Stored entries
———

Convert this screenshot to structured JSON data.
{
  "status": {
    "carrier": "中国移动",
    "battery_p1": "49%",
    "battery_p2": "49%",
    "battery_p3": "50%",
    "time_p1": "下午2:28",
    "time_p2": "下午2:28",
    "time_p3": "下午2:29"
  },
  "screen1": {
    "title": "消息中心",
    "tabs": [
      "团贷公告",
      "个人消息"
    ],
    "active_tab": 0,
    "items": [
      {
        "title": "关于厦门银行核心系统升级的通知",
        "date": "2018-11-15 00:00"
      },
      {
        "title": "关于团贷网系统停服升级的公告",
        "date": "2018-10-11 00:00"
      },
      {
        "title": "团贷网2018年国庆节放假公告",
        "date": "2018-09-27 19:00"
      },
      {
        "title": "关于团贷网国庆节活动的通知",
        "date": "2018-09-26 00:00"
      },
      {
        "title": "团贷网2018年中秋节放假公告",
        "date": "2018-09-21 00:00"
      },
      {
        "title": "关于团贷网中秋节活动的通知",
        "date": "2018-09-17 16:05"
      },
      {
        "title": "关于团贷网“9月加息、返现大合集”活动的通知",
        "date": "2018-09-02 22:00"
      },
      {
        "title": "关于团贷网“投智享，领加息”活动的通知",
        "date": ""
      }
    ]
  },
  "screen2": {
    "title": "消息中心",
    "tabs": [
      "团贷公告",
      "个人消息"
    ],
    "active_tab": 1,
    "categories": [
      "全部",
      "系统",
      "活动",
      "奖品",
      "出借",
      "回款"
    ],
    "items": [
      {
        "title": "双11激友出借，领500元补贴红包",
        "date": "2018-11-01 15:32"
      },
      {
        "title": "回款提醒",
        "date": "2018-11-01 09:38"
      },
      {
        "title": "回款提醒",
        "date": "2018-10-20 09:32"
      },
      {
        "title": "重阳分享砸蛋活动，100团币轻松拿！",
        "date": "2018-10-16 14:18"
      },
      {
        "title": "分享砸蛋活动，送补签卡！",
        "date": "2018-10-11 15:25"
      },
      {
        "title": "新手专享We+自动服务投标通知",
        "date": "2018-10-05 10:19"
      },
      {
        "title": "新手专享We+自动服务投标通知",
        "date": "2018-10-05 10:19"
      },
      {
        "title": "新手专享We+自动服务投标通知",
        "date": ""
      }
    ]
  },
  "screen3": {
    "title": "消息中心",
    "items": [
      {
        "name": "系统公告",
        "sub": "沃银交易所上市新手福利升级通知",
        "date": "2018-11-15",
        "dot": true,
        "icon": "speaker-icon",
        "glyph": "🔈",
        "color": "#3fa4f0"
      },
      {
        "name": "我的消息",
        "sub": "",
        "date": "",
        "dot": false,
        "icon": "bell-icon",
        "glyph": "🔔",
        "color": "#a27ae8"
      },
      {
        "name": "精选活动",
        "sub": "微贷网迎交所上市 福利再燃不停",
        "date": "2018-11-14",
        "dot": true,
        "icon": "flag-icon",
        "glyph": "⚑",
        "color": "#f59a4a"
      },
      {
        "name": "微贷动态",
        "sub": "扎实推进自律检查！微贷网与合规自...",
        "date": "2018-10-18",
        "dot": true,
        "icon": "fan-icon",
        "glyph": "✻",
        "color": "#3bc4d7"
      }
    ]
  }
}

———

# THE REQUEST
Select and copy every line of the listing with the word "name".

# THE SOLUTION
        "name": "系统公告",
        "name": "我的消息",
        "name": "精选活动",
        "name": "微贷动态",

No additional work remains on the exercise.